=== Exercise inputs ===
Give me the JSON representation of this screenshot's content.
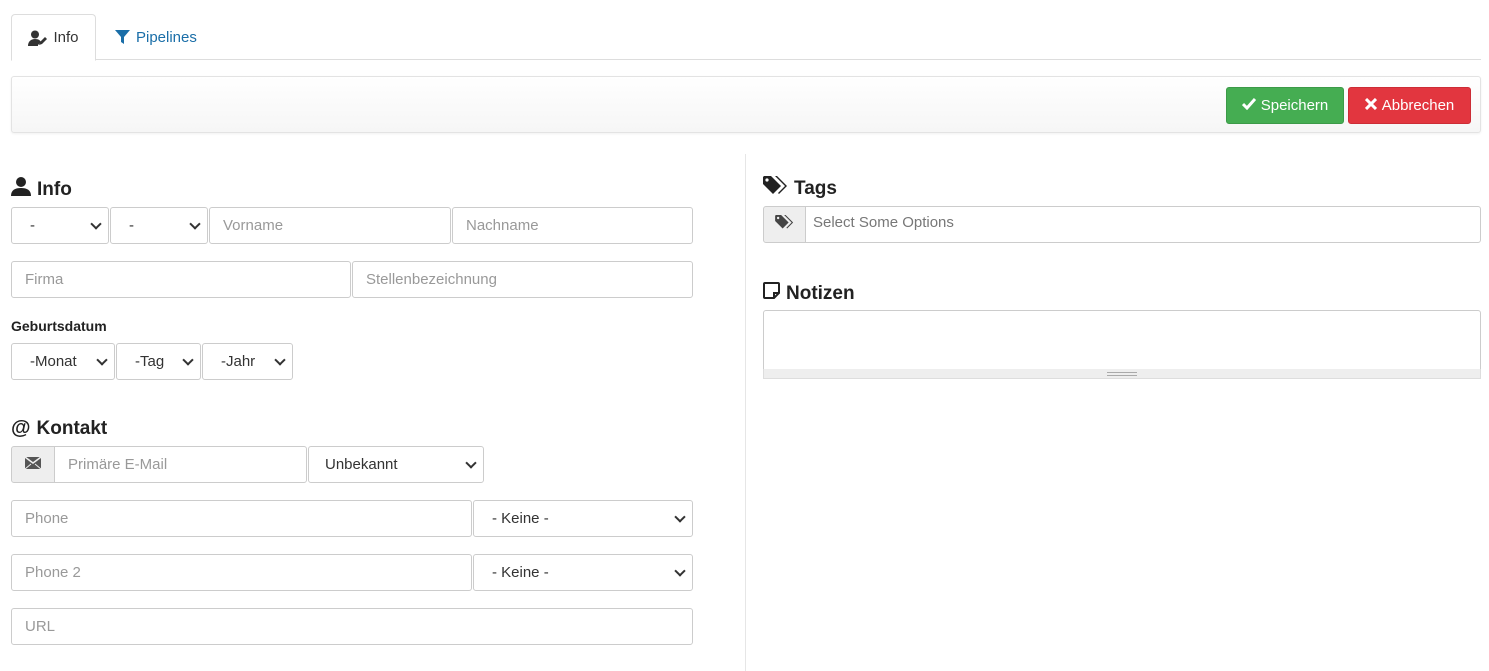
{
  "tabs": {
    "info": "Info",
    "pipelines": "Pipelines"
  },
  "toolbar": {
    "save_label": "Speichern",
    "cancel_label": "Abbrechen"
  },
  "info_section": {
    "title": "Info",
    "salutation_value": "-",
    "title_value": "-",
    "firstname_placeholder": "Vorname",
    "lastname_placeholder": "Nachname",
    "company_placeholder": "Firma",
    "jobtitle_placeholder": "Stellenbezeichnung",
    "birthday_label": "Geburtsdatum",
    "month_value": "-Monat",
    "day_value": "-Tag",
    "year_value": "-Jahr"
  },
  "contact_section": {
    "title": "Kontakt",
    "email_placeholder": "Primäre E-Mail",
    "email_status_value": "Unbekannt",
    "phone_placeholder": "Phone",
    "phone_type_value": "- Keine -",
    "phone2_placeholder": "Phone 2",
    "phone2_type_value": "- Keine -",
    "url_placeholder": "URL"
  },
  "tags_section": {
    "title": "Tags",
    "placeholder": "Select Some Options"
  },
  "notes_section": {
    "title": "Notizen"
  },
  "colors": {
    "save": "#45ad52",
    "cancel": "#e2363f",
    "link": "#1a6ea8"
  },
  "icons": {
    "info_tab": "user-edit-icon",
    "pipelines_tab": "filter-icon",
    "save": "check-icon",
    "cancel": "x-icon",
    "info_heading": "user-icon",
    "contact_heading": "at-icon",
    "email_addon": "envelope-icon",
    "tags_heading": "tags-icon",
    "tags_addon": "tags-icon",
    "notes_heading": "sticky-note-icon"
  }
}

=== Task prompt ===
Word for word, quote the full listing, omitting every picture.

=== Problem solution ===
Give me the JSON representation of this screenshot's content.
{
  "tabs": {
    "info": "Info",
    "pipelines": "Pipelines"
  },
  "toolbar": {
    "save_label": "Speichern",
    "cancel_label": "Abbrechen"
  },
  "info_section": {
    "title": "Info",
    "salutation_value": "-",
    "title_value": "-",
    "firstname_placeholder": "Vorname",
    "lastname_placeholder": "Nachname",
    "company_placeholder": "Firma",
    "jobtitle_placeholder": "Stellenbezeichnung",
    "birthday_label": "Geburtsdatum",
    "month_value": "-Monat",
    "day_value": "-Tag",
    "year_value": "-Jahr"
  },
  "contact_section": {
    "title": "Kontakt",
    "email_placeholder": "Primäre E-Mail",
    "email_status_value": "Unbekannt",
    "phone_placeholder": "Phone",
    "phone_type_value": "- Keine -",
    "phone2_placeholder": "Phone 2",
    "phone2_type_value": "- Keine -",
    "url_placeholder": "URL"
  },
  "tags_section": {
    "title": "Tags",
    "placeholder": "Select Some Options"
  },
  "notes_section": {
    "title": "Notizen"
  },
  "colors": {
    "save": "#45ad52",
    "cancel": "#e2363f",
    "link": "#1a6ea8"
  },
  "icons": {
    "info_tab": "user-edit-icon",
    "pipelines_tab": "filter-icon",
    "save": "check-icon",
    "cancel": "x-icon",
    "info_heading": "user-icon",
    "contact_heading": "at-icon",
    "email_addon": "envelope-icon",
    "tags_heading": "tags-icon",
    "tags_addon": "tags-icon",
    "notes_heading": "sticky-note-icon"
  }
}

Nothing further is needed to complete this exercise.